◆ Exercise instructions ◆
Return the material word for word. Do not include the pictures.
##### Dataset extract #####
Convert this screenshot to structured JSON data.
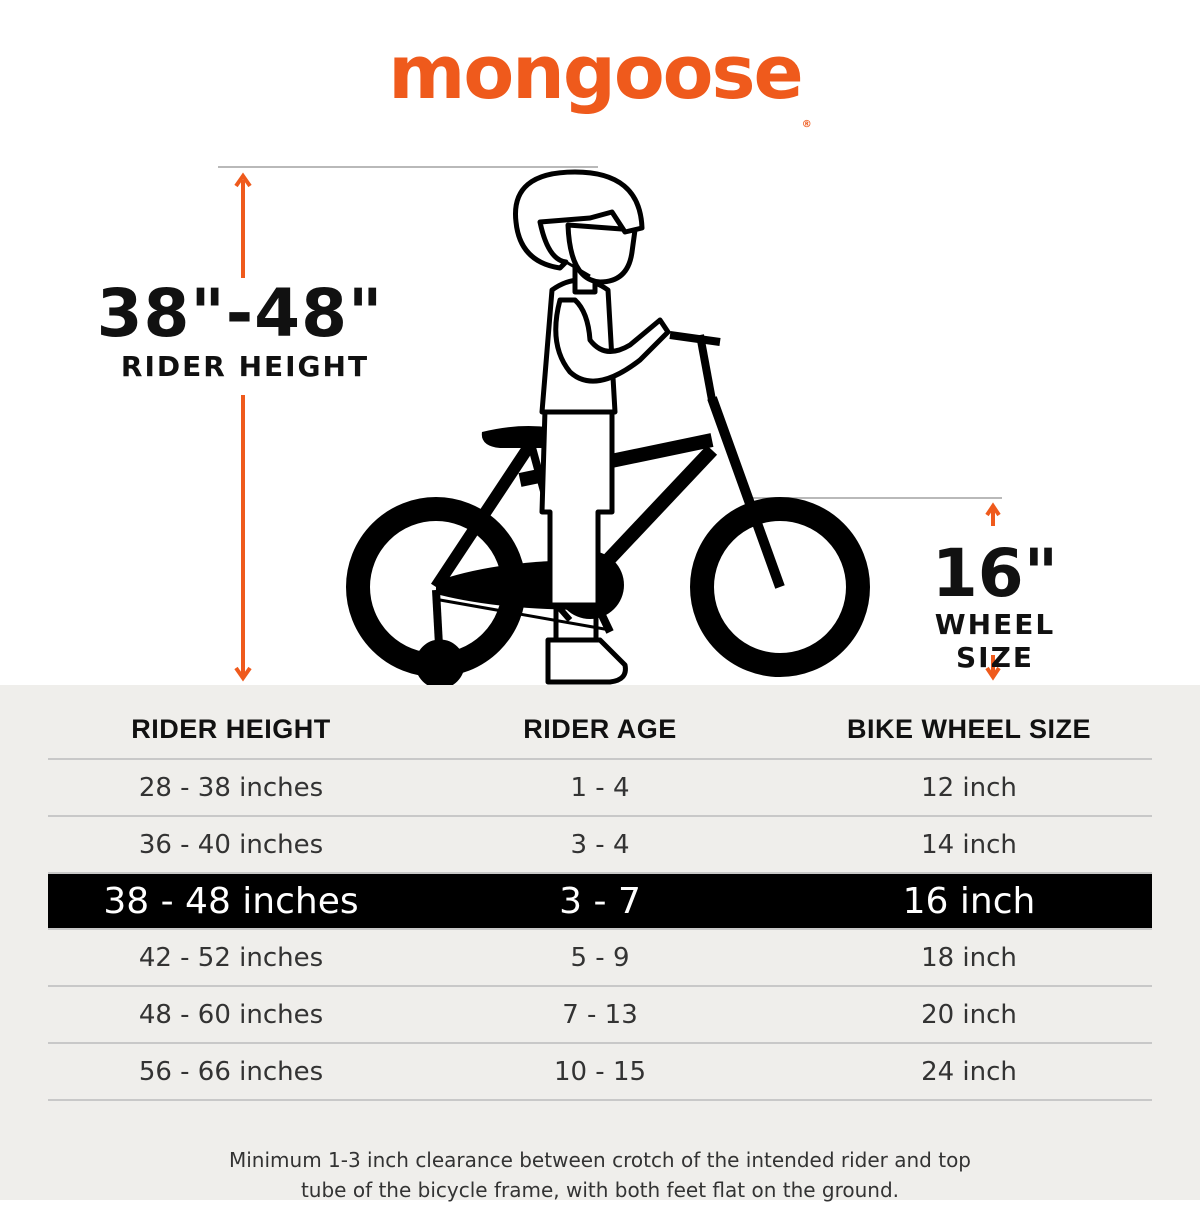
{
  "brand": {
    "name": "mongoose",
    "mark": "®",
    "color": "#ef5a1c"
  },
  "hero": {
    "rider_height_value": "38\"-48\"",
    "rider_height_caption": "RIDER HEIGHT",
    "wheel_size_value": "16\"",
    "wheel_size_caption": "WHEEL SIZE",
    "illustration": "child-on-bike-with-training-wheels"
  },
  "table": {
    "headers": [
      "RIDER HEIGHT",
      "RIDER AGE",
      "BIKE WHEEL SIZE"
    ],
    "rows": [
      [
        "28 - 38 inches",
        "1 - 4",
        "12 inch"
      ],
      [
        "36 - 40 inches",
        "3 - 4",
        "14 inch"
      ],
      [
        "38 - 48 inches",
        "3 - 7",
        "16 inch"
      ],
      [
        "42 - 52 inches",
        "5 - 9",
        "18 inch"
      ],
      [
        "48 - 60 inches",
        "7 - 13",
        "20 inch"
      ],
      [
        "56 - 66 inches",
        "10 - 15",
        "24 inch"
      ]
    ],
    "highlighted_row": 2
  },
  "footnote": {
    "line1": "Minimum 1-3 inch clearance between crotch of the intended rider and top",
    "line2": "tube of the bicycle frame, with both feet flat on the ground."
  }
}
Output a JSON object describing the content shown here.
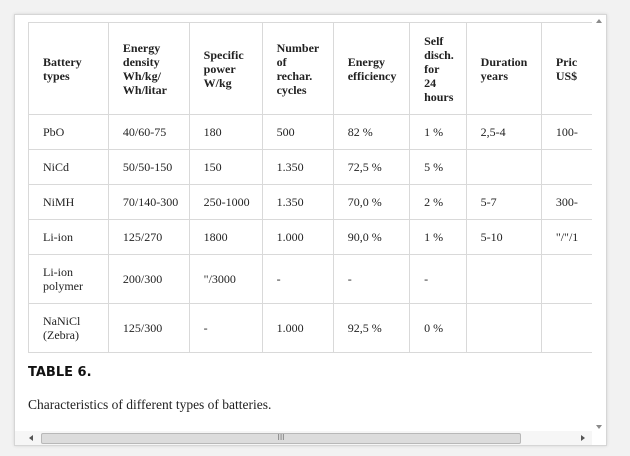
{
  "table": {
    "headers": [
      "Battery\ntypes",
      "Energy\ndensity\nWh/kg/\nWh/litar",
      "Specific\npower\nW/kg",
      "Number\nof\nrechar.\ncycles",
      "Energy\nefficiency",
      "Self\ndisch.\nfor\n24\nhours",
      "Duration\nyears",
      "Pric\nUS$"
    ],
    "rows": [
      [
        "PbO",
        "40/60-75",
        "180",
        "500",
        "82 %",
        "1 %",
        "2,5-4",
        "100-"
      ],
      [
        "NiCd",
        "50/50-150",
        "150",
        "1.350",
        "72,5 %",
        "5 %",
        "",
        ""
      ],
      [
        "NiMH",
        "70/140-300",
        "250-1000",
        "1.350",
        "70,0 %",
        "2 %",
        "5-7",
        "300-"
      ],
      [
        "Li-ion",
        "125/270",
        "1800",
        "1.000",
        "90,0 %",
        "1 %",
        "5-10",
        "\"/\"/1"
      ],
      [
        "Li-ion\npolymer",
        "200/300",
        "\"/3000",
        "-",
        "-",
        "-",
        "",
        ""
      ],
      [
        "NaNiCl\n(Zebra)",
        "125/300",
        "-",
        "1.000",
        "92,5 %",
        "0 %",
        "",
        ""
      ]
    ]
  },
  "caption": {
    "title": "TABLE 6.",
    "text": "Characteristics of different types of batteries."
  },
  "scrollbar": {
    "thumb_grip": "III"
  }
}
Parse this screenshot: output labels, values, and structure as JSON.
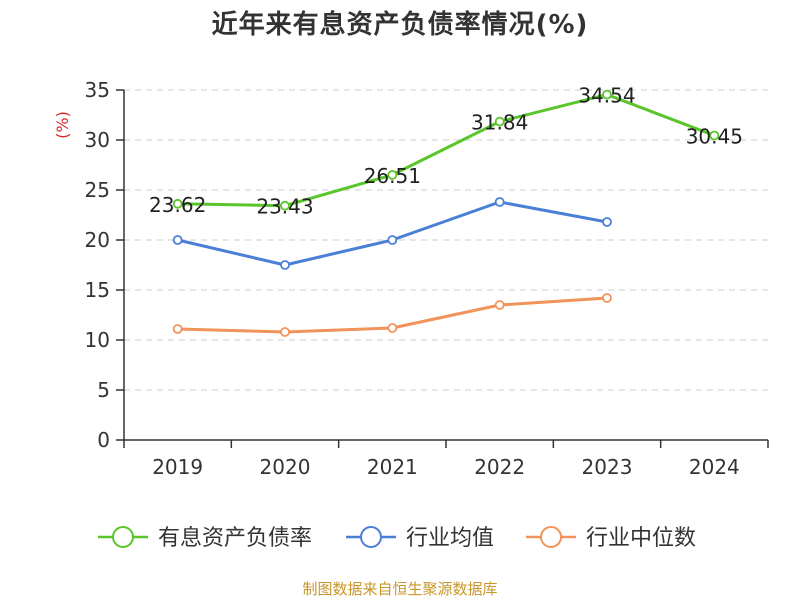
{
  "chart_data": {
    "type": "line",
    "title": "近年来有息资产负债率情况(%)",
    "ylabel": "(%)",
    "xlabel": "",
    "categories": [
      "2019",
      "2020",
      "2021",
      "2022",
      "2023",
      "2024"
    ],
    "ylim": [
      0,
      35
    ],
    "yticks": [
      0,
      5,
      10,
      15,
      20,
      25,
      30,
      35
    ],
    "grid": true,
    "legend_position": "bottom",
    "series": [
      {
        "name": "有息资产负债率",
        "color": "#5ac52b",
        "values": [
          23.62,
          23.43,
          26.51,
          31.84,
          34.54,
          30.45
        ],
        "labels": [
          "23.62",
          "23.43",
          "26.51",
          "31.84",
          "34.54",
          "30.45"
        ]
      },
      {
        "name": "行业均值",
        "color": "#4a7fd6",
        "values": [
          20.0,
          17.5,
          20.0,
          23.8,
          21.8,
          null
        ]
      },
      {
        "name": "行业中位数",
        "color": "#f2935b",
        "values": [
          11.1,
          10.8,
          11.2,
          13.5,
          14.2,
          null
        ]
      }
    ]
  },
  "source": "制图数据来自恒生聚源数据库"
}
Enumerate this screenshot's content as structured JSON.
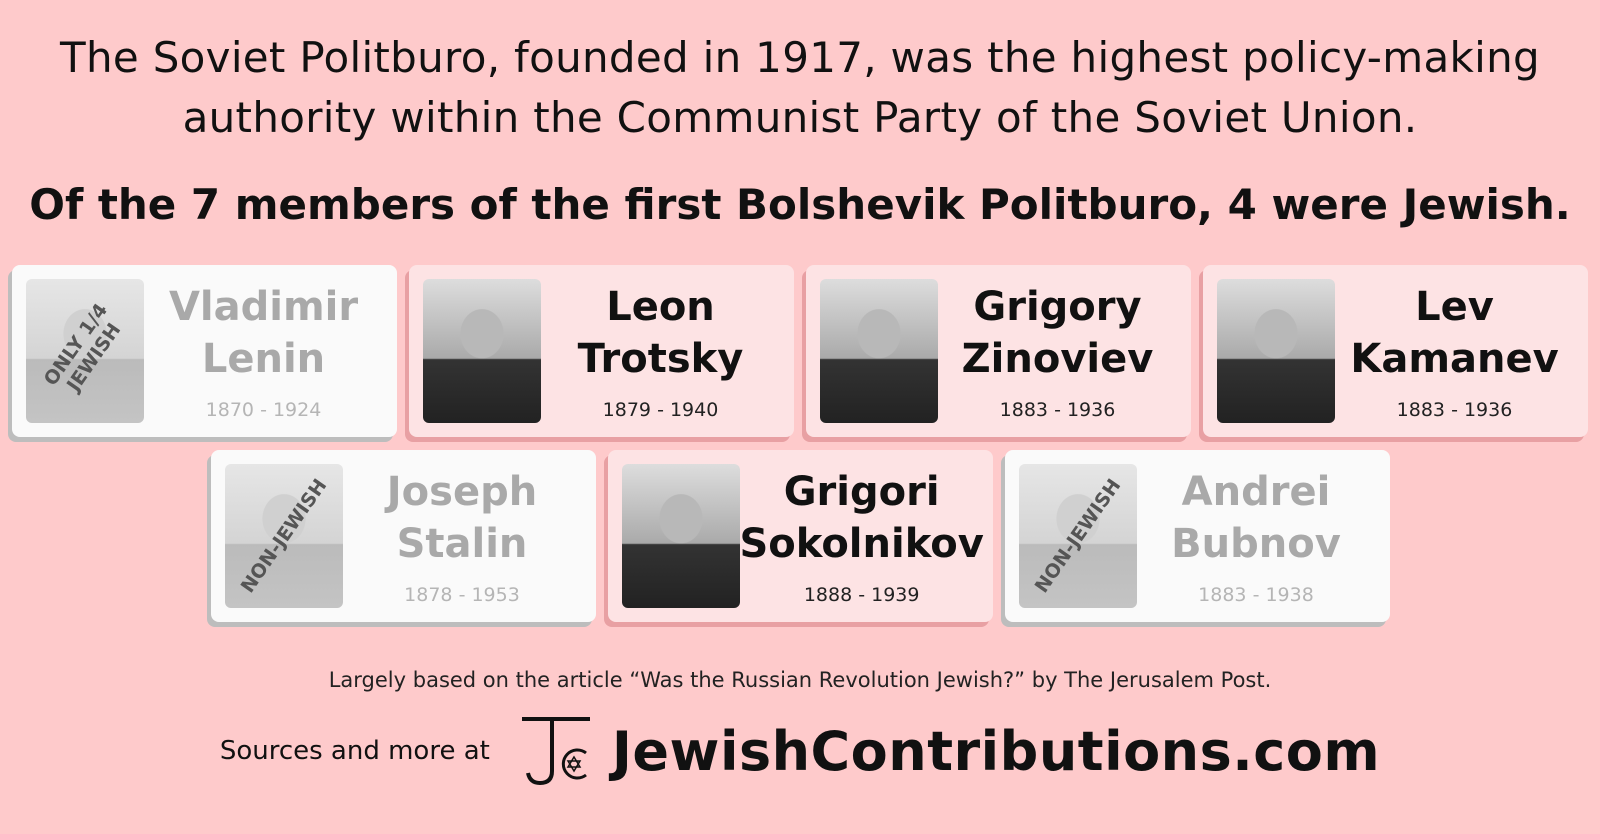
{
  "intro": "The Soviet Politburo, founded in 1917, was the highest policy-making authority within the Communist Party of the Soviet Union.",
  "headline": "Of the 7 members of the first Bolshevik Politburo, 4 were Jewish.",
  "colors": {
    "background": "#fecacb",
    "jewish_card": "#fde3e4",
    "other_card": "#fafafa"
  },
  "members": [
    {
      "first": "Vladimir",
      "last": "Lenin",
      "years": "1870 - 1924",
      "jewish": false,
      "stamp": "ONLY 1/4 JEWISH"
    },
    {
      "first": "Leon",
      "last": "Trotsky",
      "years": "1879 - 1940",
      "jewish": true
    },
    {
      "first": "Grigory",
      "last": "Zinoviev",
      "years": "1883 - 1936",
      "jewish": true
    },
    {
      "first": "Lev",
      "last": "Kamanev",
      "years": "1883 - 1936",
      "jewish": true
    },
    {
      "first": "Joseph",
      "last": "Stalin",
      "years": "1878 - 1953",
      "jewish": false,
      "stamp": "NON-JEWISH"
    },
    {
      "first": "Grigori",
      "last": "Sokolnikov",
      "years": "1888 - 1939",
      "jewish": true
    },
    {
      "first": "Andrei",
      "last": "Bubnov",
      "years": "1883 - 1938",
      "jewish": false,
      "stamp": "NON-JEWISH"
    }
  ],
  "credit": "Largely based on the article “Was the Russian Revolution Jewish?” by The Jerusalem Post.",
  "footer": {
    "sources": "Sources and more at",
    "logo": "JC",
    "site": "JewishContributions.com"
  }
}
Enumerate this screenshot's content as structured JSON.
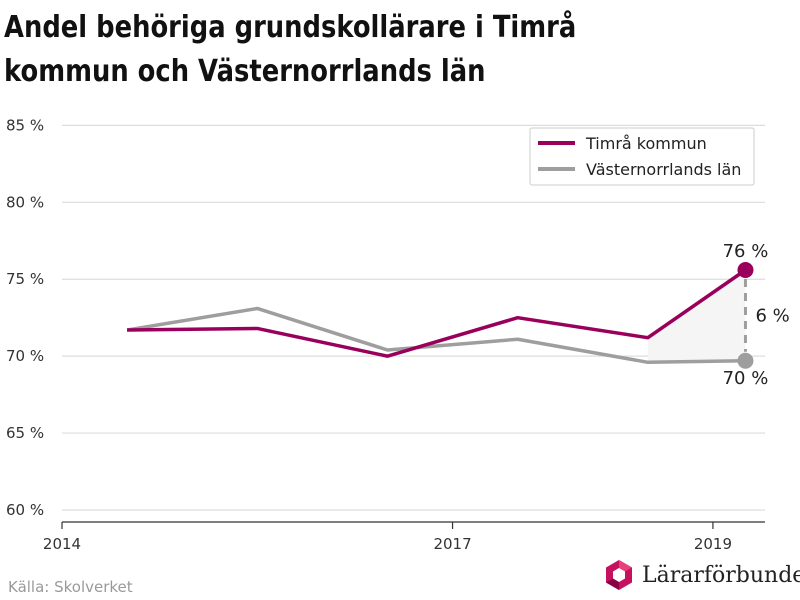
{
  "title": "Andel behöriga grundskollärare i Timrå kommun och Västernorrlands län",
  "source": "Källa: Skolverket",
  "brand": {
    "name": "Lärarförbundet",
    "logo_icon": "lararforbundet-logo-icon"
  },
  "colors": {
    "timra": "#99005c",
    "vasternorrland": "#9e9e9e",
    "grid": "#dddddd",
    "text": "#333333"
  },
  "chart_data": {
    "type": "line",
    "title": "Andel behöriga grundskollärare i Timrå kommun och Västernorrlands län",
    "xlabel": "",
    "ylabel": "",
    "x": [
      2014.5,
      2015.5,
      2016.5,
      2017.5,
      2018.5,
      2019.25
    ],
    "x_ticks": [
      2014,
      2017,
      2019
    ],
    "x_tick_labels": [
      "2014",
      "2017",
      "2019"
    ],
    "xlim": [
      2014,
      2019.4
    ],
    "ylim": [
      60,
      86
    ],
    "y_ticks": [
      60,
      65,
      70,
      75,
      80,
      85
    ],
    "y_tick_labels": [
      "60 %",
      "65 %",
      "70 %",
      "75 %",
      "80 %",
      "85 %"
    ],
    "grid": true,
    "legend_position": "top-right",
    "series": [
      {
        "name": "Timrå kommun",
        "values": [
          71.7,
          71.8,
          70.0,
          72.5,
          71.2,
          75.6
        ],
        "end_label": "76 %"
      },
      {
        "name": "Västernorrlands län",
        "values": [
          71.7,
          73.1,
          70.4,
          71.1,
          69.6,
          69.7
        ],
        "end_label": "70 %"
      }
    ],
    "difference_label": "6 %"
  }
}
#####
◆ Final result ◆
Convert this screenshot to structured JSON data.
{
  "brand": {
    "name": "mongoose",
    "mark": "®",
    "color": "#ef5a1c"
  },
  "hero": {
    "rider_height_value": "38\"-48\"",
    "rider_height_caption": "RIDER HEIGHT",
    "wheel_size_value": "16\"",
    "wheel_size_caption": "WHEEL SIZE",
    "illustration": "child-on-bike-with-training-wheels"
  },
  "table": {
    "headers": [
      "RIDER HEIGHT",
      "RIDER AGE",
      "BIKE WHEEL SIZE"
    ],
    "rows": [
      [
        "28 - 38 inches",
        "1 - 4",
        "12 inch"
      ],
      [
        "36 - 40 inches",
        "3 - 4",
        "14 inch"
      ],
      [
        "38 - 48 inches",
        "3 - 7",
        "16 inch"
      ],
      [
        "42 - 52 inches",
        "5 - 9",
        "18 inch"
      ],
      [
        "48 - 60 inches",
        "7 - 13",
        "20 inch"
      ],
      [
        "56 - 66 inches",
        "10 - 15",
        "24 inch"
      ]
    ],
    "highlighted_row": 2
  },
  "footnote": {
    "line1": "Minimum 1-3 inch clearance between crotch of the intended rider and top",
    "line2": "tube of the bicycle frame, with both feet flat on the ground."
  }
}
Output a JSON object describing the content shown here.
{
  "table": {
    "headers": [
      "Battery\ntypes",
      "Energy\ndensity\nWh/kg/\nWh/litar",
      "Specific\npower\nW/kg",
      "Number\nof\nrechar.\ncycles",
      "Energy\nefficiency",
      "Self\ndisch.\nfor\n24\nhours",
      "Duration\nyears",
      "Pric\nUS$"
    ],
    "rows": [
      [
        "PbO",
        "40/60-75",
        "180",
        "500",
        "82 %",
        "1 %",
        "2,5-4",
        "100-"
      ],
      [
        "NiCd",
        "50/50-150",
        "150",
        "1.350",
        "72,5 %",
        "5 %",
        "",
        ""
      ],
      [
        "NiMH",
        "70/140-300",
        "250-1000",
        "1.350",
        "70,0 %",
        "2 %",
        "5-7",
        "300-"
      ],
      [
        "Li-ion",
        "125/270",
        "1800",
        "1.000",
        "90,0 %",
        "1 %",
        "5-10",
        "\"/\"/1"
      ],
      [
        "Li-ion\npolymer",
        "200/300",
        "\"/3000",
        "-",
        "-",
        "-",
        "",
        ""
      ],
      [
        "NaNiCl\n(Zebra)",
        "125/300",
        "-",
        "1.000",
        "92,5 %",
        "0 %",
        "",
        ""
      ]
    ]
  },
  "caption": {
    "title": "TABLE 6.",
    "text": "Characteristics of different types of batteries."
  },
  "scrollbar": {
    "thumb_grip": "III"
  }
}
Parse this screenshot: output labels, values, and structure as JSON.
{
  "chart_data": {
    "type": "line",
    "title": "近年来有息资产负债率情况(%)",
    "ylabel": "(%)",
    "xlabel": "",
    "categories": [
      "2019",
      "2020",
      "2021",
      "2022",
      "2023",
      "2024"
    ],
    "ylim": [
      0,
      35
    ],
    "yticks": [
      0,
      5,
      10,
      15,
      20,
      25,
      30,
      35
    ],
    "grid": true,
    "legend_position": "bottom",
    "series": [
      {
        "name": "有息资产负债率",
        "color": "#5ac52b",
        "values": [
          23.62,
          23.43,
          26.51,
          31.84,
          34.54,
          30.45
        ],
        "labels": [
          "23.62",
          "23.43",
          "26.51",
          "31.84",
          "34.54",
          "30.45"
        ]
      },
      {
        "name": "行业均值",
        "color": "#4a7fd6",
        "values": [
          20.0,
          17.5,
          20.0,
          23.8,
          21.8,
          null
        ]
      },
      {
        "name": "行业中位数",
        "color": "#f2935b",
        "values": [
          11.1,
          10.8,
          11.2,
          13.5,
          14.2,
          null
        ]
      }
    ]
  },
  "source": "制图数据来自恒生聚源数据库"
}
Enumerate this screenshot's content as structured JSON.
{
  "intro": "The Soviet Politburo, founded in 1917, was the highest policy-making authority within the Communist Party of the Soviet Union.",
  "headline": "Of the 7 members of the first Bolshevik Politburo, 4 were Jewish.",
  "colors": {
    "background": "#fecacb",
    "jewish_card": "#fde3e4",
    "other_card": "#fafafa"
  },
  "members": [
    {
      "first": "Vladimir",
      "last": "Lenin",
      "years": "1870 - 1924",
      "jewish": false,
      "stamp": "ONLY 1/4 JEWISH"
    },
    {
      "first": "Leon",
      "last": "Trotsky",
      "years": "1879 - 1940",
      "jewish": true
    },
    {
      "first": "Grigory",
      "last": "Zinoviev",
      "years": "1883 - 1936",
      "jewish": true
    },
    {
      "first": "Lev",
      "last": "Kamanev",
      "years": "1883 - 1936",
      "jewish": true
    },
    {
      "first": "Joseph",
      "last": "Stalin",
      "years": "1878 - 1953",
      "jewish": false,
      "stamp": "NON-JEWISH"
    },
    {
      "first": "Grigori",
      "last": "Sokolnikov",
      "years": "1888 - 1939",
      "jewish": true
    },
    {
      "first": "Andrei",
      "last": "Bubnov",
      "years": "1883 - 1938",
      "jewish": false,
      "stamp": "NON-JEWISH"
    }
  ],
  "credit": "Largely based on the article “Was the Russian Revolution Jewish?” by The Jerusalem Post.",
  "footer": {
    "sources": "Sources and more at",
    "logo": "JC",
    "site": "JewishContributions.com"
  }
}
Enumerate this screenshot's content as structured JSON.
{
  "title": "Andel behöriga grundskollärare i Timrå kommun och Västernorrlands län",
  "source": "Källa: Skolverket",
  "brand": {
    "name": "Lärarförbundet",
    "logo_icon": "lararforbundet-logo-icon"
  },
  "colors": {
    "timra": "#99005c",
    "vasternorrland": "#9e9e9e",
    "grid": "#dddddd",
    "text": "#333333"
  },
  "chart_data": {
    "type": "line",
    "title": "Andel behöriga grundskollärare i Timrå kommun och Västernorrlands län",
    "xlabel": "",
    "ylabel": "",
    "x": [
      2014.5,
      2015.5,
      2016.5,
      2017.5,
      2018.5,
      2019.25
    ],
    "x_ticks": [
      2014,
      2017,
      2019
    ],
    "x_tick_labels": [
      "2014",
      "2017",
      "2019"
    ],
    "xlim": [
      2014,
      2019.4
    ],
    "ylim": [
      60,
      86
    ],
    "y_ticks": [
      60,
      65,
      70,
      75,
      80,
      85
    ],
    "y_tick_labels": [
      "60 %",
      "65 %",
      "70 %",
      "75 %",
      "80 %",
      "85 %"
    ],
    "grid": true,
    "legend_position": "top-right",
    "series": [
      {
        "name": "Timrå kommun",
        "values": [
          71.7,
          71.8,
          70.0,
          72.5,
          71.2,
          75.6
        ],
        "end_label": "76 %"
      },
      {
        "name": "Västernorrlands län",
        "values": [
          71.7,
          73.1,
          70.4,
          71.1,
          69.6,
          69.7
        ],
        "end_label": "70 %"
      }
    ],
    "difference_label": "6 %"
  }
}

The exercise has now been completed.